======== Gegeven tekst ========

Ik heb natuurlijk ook het betoog van mevrouw Dobbe gehoord. Zij zegt dat we weer landelijk moeten gaan inkopen. Dan is het probleem dat die kinderen en die ouders slechter af zijn, want dan creëer je weer een apart loket dat niet weet hoe het in de gemeenten gaat, terwijl we er juist voor willen zorgen dat het lokaal goed georganiseerd wordt. Dat is ook het hele idee achter de hervormingsagenda. Ook is dat het pleidooi geweest van zo veel Kamerleden hier. Die lokale teams weten wat er nodig is in een gezin. Zij kunnen met die scholen en wijkteams schakelen. Zij kunnen die hele pedagogische basis op orde brengen. Dat zijn ze verplicht om te doen middels de Jeugdwet. Organiseer dat op één plek, want als je dit apart door het Rijk laat inkopen — dat kunnen we niet, hè; we hebben de inkooporganisatie niet om dat te doen — dan ga je een nieuw loket creëren én heb je het risico van enorm veel afschuifgedrag. Want wat gaat er gebeuren als er gezegd wordt dat het Rijk het doet? Dan ontstaat er natuurlijk een prikkel. Het maakt niet uit wie het doet, of het nou het Rijk of de gemeente is. Als je het apart gaat organiseren, dus niet op één plek, dan heb je altijd discussies, zo van: "Dit is eigenlijk zorg die bij jou hoort. Nee, die zorg hoort bij jou". En wie vallen er uiteindelijk tussen wal en schip? Wie zijn er de dupe van? Dat zijn de kinderen. Het moet dus op één plek. We moeten het bij de gemeenten houden. Iedereen in het jeugdzorgveld is het daarover eens. Er moet alleen wel meer regie komen. Die regie ben ik van plan verder te nemen. Die nemen we ook met dit wetsvoorstel, maar wel op een manier zodat er aangesloten wordt bij de lokale praktijk, waar uiteindelijk problemen voor kinderen en ouders moeten worden aangepakt.

Mevrouw Dobbe (SP):

De staatssecretaris doet nu net alsof dat binnen ons voorstel niet kan, alsof je dan niet heel goed met de gemeentes kan samenwerken. Hij doet alsof je de zorg voor kinderen en de jeugd die zorg nodig hebben daarmee niet dichtbij kunt organiseren. Dat kan natuurlijk prima. Maar wat je dan niet krijgt, is die versnippering. Die wordt nu door deze staatssecretaris alsnog gecreëerd met 41 regio's, 25 regio's, 342 gemeenten die wat doen en de jeugdreclassering op rijksniveau. Ik hoorde hem ook "onderwijsregio's" zeggen. Die versnippering, daar vroeg ik naar. Die blijft namelijk nu gewoon bestaan. Ik ben er niet van overtuigd dat dit het systeem goedkoper maakt, dat dit het minder complex maakt en dat jongeren en kinderen nu echt gebaat zijn bij een extra bestuurslaag in een al zo ingewikkeld systeem.

========

> **Opdracht 1**: Hoeveel gemeenten noemt mevrouw Dobbe in het debatfragment?
> **Opdracht 2**: Haal uit de vermeldingen deze regels ongewijzigd over: begin bij de regel met "y-axis-label-calls: Calls <box>50" en stop na de regel met "toggle-contract-button[interactable]: Contract <box>30".
Het debatfragment en de vermeldingen hebben elk een andere herkomst.

======== De gegevens ========

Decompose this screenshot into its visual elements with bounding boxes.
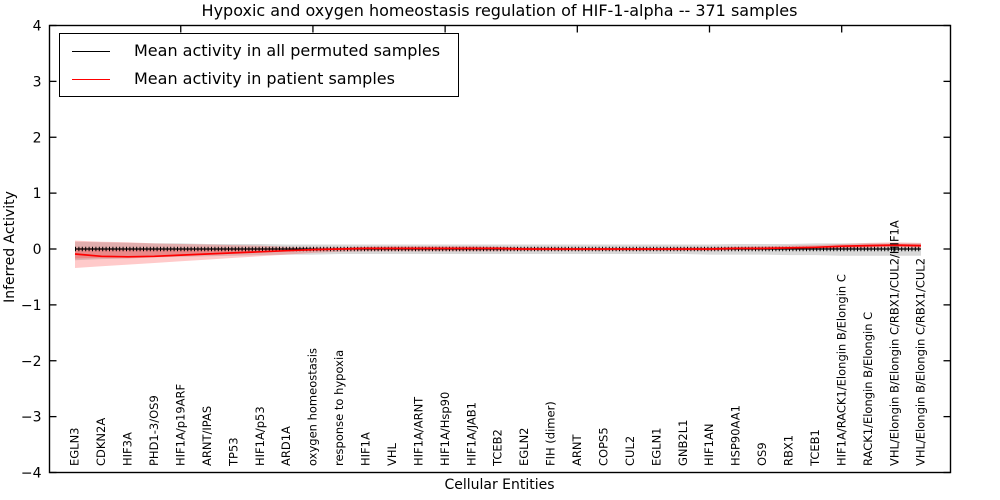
- legend-label-permuted: Mean activity in all permuted samples: [134, 41, 441, 60]
- y-tick-label: 0: [33, 242, 42, 258]
- entity-tick-label: HIF1A/Hsp90: [438, 392, 452, 466]
- entity-tick-label: EGLN3: [68, 427, 82, 466]
- y-tick-label: −4: [21, 466, 42, 482]
- entity-tick-label: TP53: [226, 437, 240, 467]
- patient-mean-line: [74, 244, 922, 258]
- entity-tick-label: HIF1A/JAB1: [464, 402, 478, 466]
- legend-item-permuted: Mean activity in all permuted samples: [72, 41, 440, 61]
- entity-tick-label: ARNT: [570, 434, 584, 466]
- x-axis-label: Cellular Entities: [444, 477, 555, 493]
- entity-tick-label: OS9: [755, 442, 769, 466]
- y-tick-label: 4: [33, 19, 42, 35]
- legend-item-patient: Mean activity in patient samples: [72, 69, 440, 89]
- permuted-std-band: [75, 241, 921, 261]
- patient-std-band-inner: [75, 244, 921, 259]
- entity-tick-label: RBX1: [781, 435, 795, 466]
- entity-tick-label: ARNT/IPAS: [200, 406, 214, 466]
- entity-tick-label: HIF3A: [121, 432, 135, 466]
- entity-tick-label: response to hypoxia: [332, 350, 346, 466]
- entity-tick-label: FIH (dimer): [544, 401, 558, 466]
- entity-tick-label: oxygen homeostasis: [306, 348, 320, 466]
- entity-tick-label: CUL2: [623, 436, 637, 466]
- entity-tick-label: EGLN1: [649, 427, 663, 466]
- chart-title: Hypoxic and oxygen homeostasis regulatio…: [201, 1, 798, 20]
- entity-tick-label: TCEB1: [808, 429, 822, 467]
- entity-tick-label: HIF1A: [358, 432, 372, 466]
- entity-tick-label: HIF1A/RACK1/Elongin B/Elongin C: [834, 274, 848, 466]
- entity-tick-label: VHL: [385, 442, 399, 466]
- entity-tick-label: HIF1A/p53: [253, 406, 267, 466]
- y-tick-label: −2: [21, 354, 42, 370]
- permuted-line-swatch-icon: [72, 50, 110, 52]
- y-tick-label: 3: [33, 74, 42, 90]
- patient-line-swatch-icon: [72, 78, 110, 80]
- entity-tick-label: HIF1A/p19ARF: [173, 384, 187, 466]
- legend-label-patient: Mean activity in patient samples: [134, 69, 395, 88]
- y-tick-label: 2: [33, 130, 42, 146]
- entity-tick-label: GNB2L1: [676, 420, 690, 466]
- legend: Mean activity in all permuted samples Me…: [59, 33, 460, 97]
- entity-tick-label: HIF1A/ARNT: [411, 396, 425, 466]
- y-axis-label: Inferred Activity: [2, 191, 18, 303]
- entity-tick-label: VHL/Elongin B/Elongin C/RBX1/CUL2: [914, 258, 928, 466]
- entity-tick-label: HIF1AN: [702, 424, 716, 466]
- entity-tick-label: RACK1/Elongin B/Elongin C: [861, 312, 875, 466]
- y-tick-label: 1: [33, 186, 42, 202]
- entity-tick-label: COPS5: [596, 427, 610, 466]
- entity-tick-label: HSP90AA1: [729, 405, 743, 466]
- entity-tick-label: CDKN2A: [94, 418, 108, 466]
- entity-tick-label: TCEB2: [491, 429, 505, 467]
- entity-tick-label: EGLN2: [517, 427, 531, 466]
- entity-tick-label: PHD1-3/OS9: [147, 395, 161, 466]
- y-tick-label: −3: [21, 410, 42, 426]
- y-tick-label: −1: [21, 298, 42, 314]
- entity-tick-label: ARD1A: [279, 426, 293, 466]
- entity-tick-label: VHL/Elongin B/Elongin C/RBX1/CUL2/HIF1A: [887, 220, 901, 466]
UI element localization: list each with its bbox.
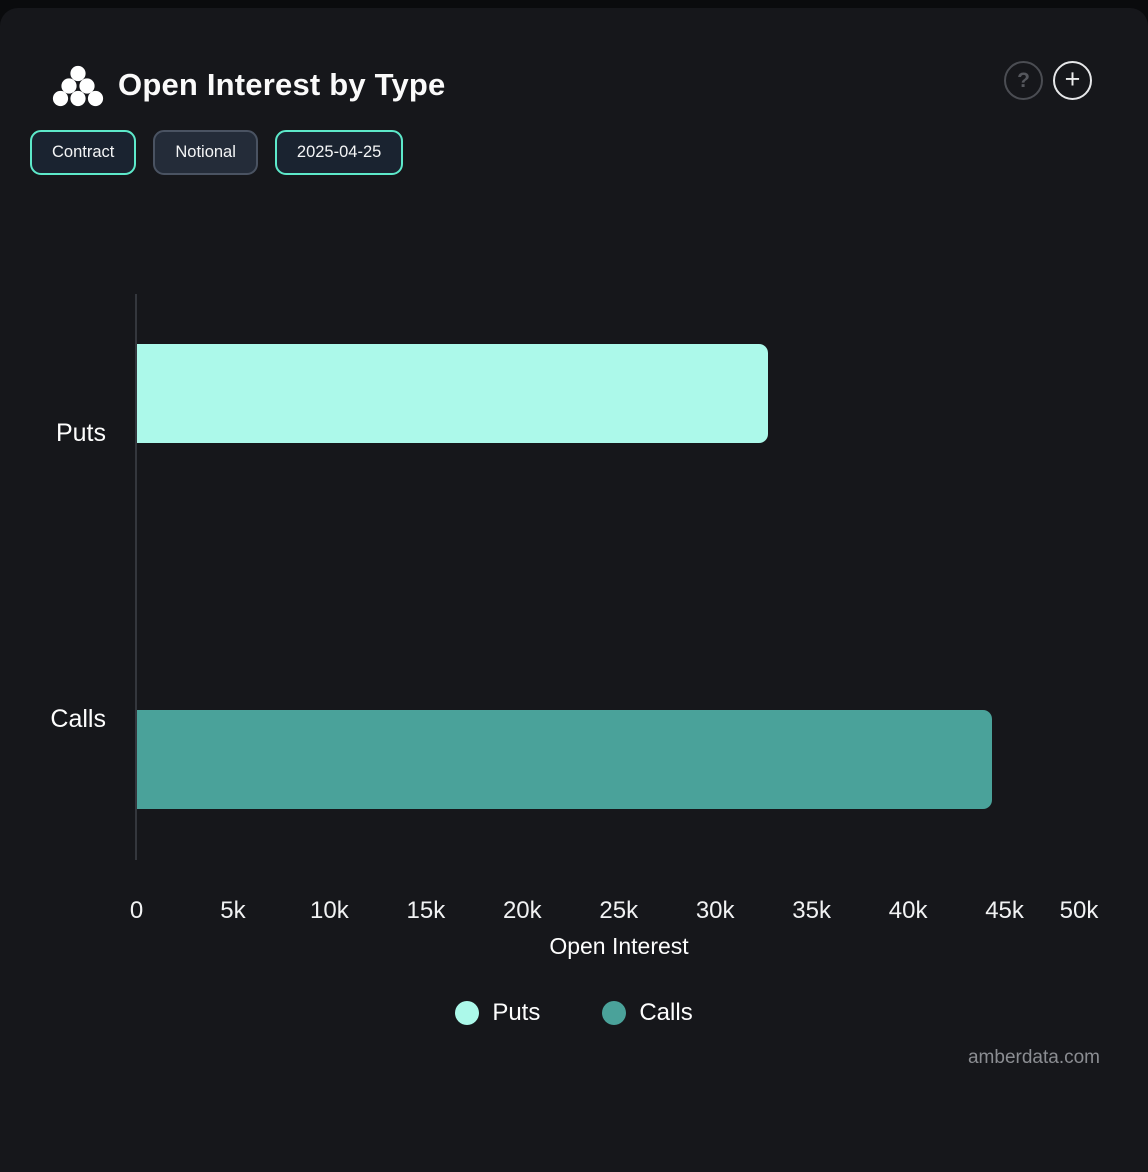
y-axis-label-calls: Calls <box>50 705 106 733</box>
watermark: amberdata.com <box>967 1047 1100 1068</box>
x-axis-tick: 45k <box>985 897 1024 924</box>
page-title: Open Interest by Type <box>118 67 446 102</box>
x-axis-tick: 0 <box>129 897 144 924</box>
amberdata-logo-icon <box>52 65 104 107</box>
chart-panel: Open Interest by Type ? + Contract Notio… <box>0 8 1148 1172</box>
open-interest-chart: Puts Calls 0 5k 10k 15k 20k 25k 30k 35k 40k 45k 50… <box>0 8 1148 1172</box>
legend-item-calls[interactable]: Calls <box>602 999 693 1027</box>
x-axis-tick: 40k <box>888 897 928 924</box>
x-axis-tick: 30k <box>695 897 735 924</box>
x-axis-title: Open Interest <box>549 933 689 959</box>
x-axis-tick: 5k <box>220 897 246 924</box>
x-axis-tick: 50k <box>1059 897 1099 924</box>
legend-dot-puts-icon <box>455 1001 480 1025</box>
y-axis-label-puts: Puts <box>55 419 106 447</box>
chart-legend: Puts Calls <box>0 999 1148 1027</box>
toggle-contract-button[interactable]: Contract <box>30 130 137 175</box>
x-axis-tick: 20k <box>502 897 542 924</box>
legend-item-puts[interactable]: Puts <box>455 999 540 1027</box>
x-axis-ticks: 0 5k 10k 15k 20k 25k 30k 35k 40k 45k 50k <box>0 896 1148 926</box>
legend-dot-calls-icon <box>602 1001 627 1025</box>
legend-label-puts: Puts <box>492 999 541 1026</box>
x-axis-tick: 10k <box>310 897 349 924</box>
toggle-notional-button[interactable]: Notional <box>153 130 258 175</box>
toolbar: Contract Notional 2025-04-25 <box>30 130 404 175</box>
help-button[interactable]: ? <box>1004 61 1043 100</box>
bar-calls[interactable] <box>137 710 992 809</box>
add-button[interactable]: + <box>1053 61 1092 100</box>
y-axis-line <box>135 294 137 860</box>
plus-icon: + <box>1064 63 1081 94</box>
x-axis-tick: 25k <box>599 897 639 924</box>
x-axis-tick: 35k <box>792 897 831 924</box>
x-axis-tick: 15k <box>406 897 446 924</box>
bar-puts[interactable] <box>137 344 768 443</box>
legend-label-calls: Calls <box>639 999 693 1026</box>
question-mark-icon: ? <box>1017 68 1030 92</box>
date-picker-button[interactable]: 2025-04-25 <box>274 130 404 175</box>
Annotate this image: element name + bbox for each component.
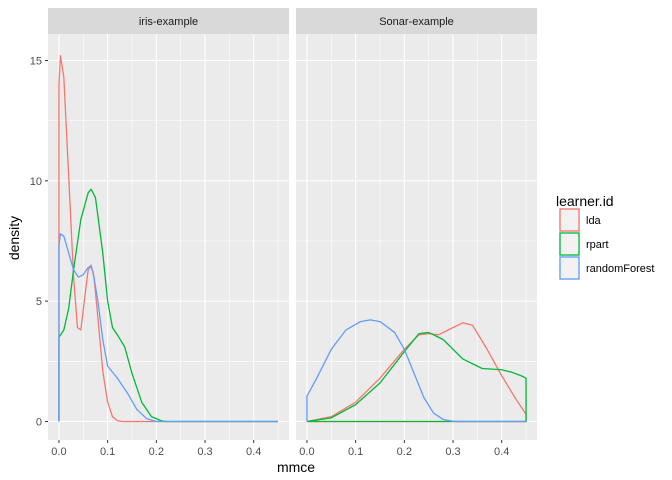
facet-strip-label: iris-example [139,16,198,28]
facet-strip [48,8,289,34]
x-tick-label: 0.3 [197,446,212,458]
legend-title: learner.id [556,193,614,209]
density-line-lda [306,322,527,423]
panel-background [48,34,289,440]
legend-key-background [559,232,580,256]
y-tick-label: 10 [30,176,42,188]
x-tick-label: 0.1 [100,446,115,458]
legend-key-swatch [559,208,580,232]
x-tick-label: 0.0 [299,446,314,458]
density-line-rpart [306,331,527,423]
x-tick-label: 0.2 [397,446,412,458]
y-tick-label: 5 [36,296,42,308]
x-tick-label: 0.4 [246,446,261,458]
legend-key-swatch [559,232,580,256]
legend-item-rpart: rpart [559,232,609,256]
legend-label: rpart [586,239,609,251]
facet-panel-2: Sonar-example 0.0 0.1 0.2 0.3 0.4 [296,8,537,458]
legend-key-background [559,208,580,232]
x-tick-label: 0.4 [494,446,509,458]
density-line-randomforest [306,319,527,423]
facet-strip-label: Sonar-example [379,16,454,28]
legend-key-swatch [559,256,580,280]
legend-label: randomForest [586,263,654,275]
legend-item-randomforest: randomForest [559,256,654,280]
density-line-rpart [58,188,279,423]
x-tick-label: 0.3 [445,446,460,458]
x-tick-label: 0.2 [149,446,164,458]
panel-background [296,34,537,440]
facet-strip [296,8,537,34]
y-tick-label: 15 [30,55,42,67]
y-axis-title: density [6,216,22,260]
legend: learner.id lda rpart randomForest [556,193,654,280]
density-line-lda [58,55,279,423]
facet-panel-1: iris-example 0.0 0.1 0.2 0.3 0.4 0 5 10 15 [30,8,289,458]
density-line-randomforest [58,233,279,423]
x-tick-label: 0.0 [51,446,66,458]
legend-item-lda: lda [559,208,602,232]
x-tick-label: 0.1 [348,446,363,458]
y-tick-label: 0 [36,416,42,428]
legend-key-background [559,256,580,280]
x-axis-title: mmce [277,459,315,475]
legend-label: lda [586,215,602,227]
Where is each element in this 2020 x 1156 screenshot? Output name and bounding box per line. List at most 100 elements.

========

> **Resultaat 1**: 342 gemeenten.

> **Resultaat 2**:
y-axis-label-calls: Calls <box>50 705 106 733</box>
watermark: amberdata.com <box>967 1047 1100 1068</box>
x-axis-tick: 45k <box>985 897 1024 924</box>
page-title: Open Interest by Type <box>118 67 446 102</box>
x-axis-tick: 0 <box>129 897 144 924</box>
amberdata-logo-icon <box>52 65 104 107</box>
chart-panel: Open Interest by Type ? + Contract Notio… <box>0 8 1148 1172</box>
open-interest-chart: Puts Calls 0 5k 10k 15k 20k 25k 30k 35k 40k 45k 50… <box>0 8 1148 1172</box>
legend-item-calls[interactable]: Calls <box>602 999 693 1027</box>
x-axis-tick: 40k <box>888 897 928 924</box>
x-axis-tick: 30k <box>695 897 735 924</box>
x-axis-title: Open Interest <box>549 933 689 959</box>
x-axis-tick: 5k <box>220 897 246 924</box>
x-axis-tick: 50k <box>1059 897 1099 924</box>
legend-dot-puts-icon <box>455 1001 480 1025</box>
y-axis-label-puts: Puts <box>55 419 106 447</box>
chart-legend: Puts Calls <box>0 999 1148 1027</box>
toggle-contract-button[interactable]: Contract <box>30 130 137 175</box>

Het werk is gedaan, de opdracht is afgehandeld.